● **The request**
List each line of the data that holds the word "Output".

··········

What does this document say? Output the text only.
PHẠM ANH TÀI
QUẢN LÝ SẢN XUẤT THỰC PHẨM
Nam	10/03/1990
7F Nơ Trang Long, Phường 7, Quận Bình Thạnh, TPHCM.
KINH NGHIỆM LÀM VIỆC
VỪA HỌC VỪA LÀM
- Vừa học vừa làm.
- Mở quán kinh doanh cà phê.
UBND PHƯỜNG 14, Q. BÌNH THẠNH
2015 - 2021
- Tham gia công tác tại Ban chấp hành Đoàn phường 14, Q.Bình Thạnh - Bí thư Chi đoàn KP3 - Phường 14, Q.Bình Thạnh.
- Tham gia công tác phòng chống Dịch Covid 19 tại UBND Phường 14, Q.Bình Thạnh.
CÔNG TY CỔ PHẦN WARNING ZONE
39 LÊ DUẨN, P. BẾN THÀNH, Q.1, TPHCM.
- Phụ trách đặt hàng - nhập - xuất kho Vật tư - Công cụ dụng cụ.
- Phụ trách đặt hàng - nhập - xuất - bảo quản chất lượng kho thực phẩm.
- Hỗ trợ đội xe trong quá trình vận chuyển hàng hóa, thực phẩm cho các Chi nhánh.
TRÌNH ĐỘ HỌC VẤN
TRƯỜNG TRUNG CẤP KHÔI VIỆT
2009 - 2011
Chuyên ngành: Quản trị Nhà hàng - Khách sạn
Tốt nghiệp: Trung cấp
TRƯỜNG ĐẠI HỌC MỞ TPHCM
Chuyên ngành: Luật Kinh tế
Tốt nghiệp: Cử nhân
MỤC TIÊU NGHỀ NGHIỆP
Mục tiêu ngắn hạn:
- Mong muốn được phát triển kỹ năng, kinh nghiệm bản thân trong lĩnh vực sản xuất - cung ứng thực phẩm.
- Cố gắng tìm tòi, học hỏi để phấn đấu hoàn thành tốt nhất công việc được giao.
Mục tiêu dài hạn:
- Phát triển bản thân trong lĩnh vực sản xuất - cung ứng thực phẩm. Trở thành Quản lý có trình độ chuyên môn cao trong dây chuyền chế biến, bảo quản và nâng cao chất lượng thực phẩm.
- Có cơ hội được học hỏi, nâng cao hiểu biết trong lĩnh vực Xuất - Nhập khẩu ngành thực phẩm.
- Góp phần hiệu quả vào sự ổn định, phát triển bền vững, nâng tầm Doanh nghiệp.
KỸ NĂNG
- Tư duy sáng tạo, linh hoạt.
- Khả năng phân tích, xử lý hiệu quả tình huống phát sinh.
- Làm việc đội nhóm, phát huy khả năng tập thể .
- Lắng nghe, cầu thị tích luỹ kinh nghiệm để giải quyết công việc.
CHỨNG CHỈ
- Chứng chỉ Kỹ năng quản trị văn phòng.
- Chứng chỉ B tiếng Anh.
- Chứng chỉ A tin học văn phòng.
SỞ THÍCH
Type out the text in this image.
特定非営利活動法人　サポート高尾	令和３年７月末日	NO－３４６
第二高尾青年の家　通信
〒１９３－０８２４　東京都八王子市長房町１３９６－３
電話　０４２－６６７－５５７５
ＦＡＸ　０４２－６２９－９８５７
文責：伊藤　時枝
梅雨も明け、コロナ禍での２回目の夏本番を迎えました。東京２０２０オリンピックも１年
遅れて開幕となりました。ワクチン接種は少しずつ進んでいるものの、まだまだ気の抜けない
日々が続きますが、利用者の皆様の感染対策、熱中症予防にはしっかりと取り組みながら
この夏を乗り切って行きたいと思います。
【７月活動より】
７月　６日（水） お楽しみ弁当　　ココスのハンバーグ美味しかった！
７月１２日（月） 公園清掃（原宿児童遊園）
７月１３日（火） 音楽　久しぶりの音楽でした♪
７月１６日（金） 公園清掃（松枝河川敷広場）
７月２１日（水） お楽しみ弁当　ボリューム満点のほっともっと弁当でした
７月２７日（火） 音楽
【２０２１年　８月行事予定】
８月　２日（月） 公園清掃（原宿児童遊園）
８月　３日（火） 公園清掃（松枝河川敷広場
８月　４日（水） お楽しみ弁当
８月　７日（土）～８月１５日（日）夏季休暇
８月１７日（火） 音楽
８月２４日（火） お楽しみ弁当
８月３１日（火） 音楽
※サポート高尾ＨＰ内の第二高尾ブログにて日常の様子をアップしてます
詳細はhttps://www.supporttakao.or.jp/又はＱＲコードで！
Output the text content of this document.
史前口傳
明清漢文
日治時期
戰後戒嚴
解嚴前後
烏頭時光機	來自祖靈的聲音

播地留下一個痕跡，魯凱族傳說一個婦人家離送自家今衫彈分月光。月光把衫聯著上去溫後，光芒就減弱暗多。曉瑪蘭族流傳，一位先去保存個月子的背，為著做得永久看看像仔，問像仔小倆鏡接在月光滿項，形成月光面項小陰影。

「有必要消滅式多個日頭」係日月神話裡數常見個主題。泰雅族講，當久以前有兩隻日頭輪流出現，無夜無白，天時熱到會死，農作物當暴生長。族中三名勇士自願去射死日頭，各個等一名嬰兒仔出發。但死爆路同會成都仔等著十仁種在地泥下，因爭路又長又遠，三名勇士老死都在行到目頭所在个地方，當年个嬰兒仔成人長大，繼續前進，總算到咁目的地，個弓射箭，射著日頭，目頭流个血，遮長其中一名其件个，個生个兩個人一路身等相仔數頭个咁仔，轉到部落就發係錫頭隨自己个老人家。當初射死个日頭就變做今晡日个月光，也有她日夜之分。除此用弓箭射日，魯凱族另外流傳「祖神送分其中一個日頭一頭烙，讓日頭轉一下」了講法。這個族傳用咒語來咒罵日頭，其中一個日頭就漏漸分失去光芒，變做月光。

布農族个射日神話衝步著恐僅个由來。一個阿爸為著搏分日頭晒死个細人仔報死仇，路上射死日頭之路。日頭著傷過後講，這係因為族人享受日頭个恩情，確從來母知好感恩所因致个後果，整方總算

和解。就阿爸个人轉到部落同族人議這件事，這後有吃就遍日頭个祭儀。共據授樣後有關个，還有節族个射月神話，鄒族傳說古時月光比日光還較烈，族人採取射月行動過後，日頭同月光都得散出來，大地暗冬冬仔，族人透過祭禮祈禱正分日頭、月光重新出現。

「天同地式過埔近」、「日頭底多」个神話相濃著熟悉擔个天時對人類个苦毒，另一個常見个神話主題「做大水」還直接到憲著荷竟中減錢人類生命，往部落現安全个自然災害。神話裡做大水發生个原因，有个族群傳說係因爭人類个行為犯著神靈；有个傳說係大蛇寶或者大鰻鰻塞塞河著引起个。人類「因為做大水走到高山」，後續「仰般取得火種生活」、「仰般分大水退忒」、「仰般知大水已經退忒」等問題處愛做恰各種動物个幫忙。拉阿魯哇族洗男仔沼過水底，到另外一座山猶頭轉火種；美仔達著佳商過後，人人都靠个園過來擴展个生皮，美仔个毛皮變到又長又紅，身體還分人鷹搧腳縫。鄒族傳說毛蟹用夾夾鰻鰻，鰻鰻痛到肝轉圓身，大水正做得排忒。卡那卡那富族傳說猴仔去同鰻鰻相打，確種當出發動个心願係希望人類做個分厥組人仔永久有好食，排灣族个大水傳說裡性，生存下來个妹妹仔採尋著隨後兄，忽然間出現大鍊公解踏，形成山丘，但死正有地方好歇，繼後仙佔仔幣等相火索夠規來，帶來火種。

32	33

··········

● **Response below**
What does this document say? Output the text only.
Output the text content of this document.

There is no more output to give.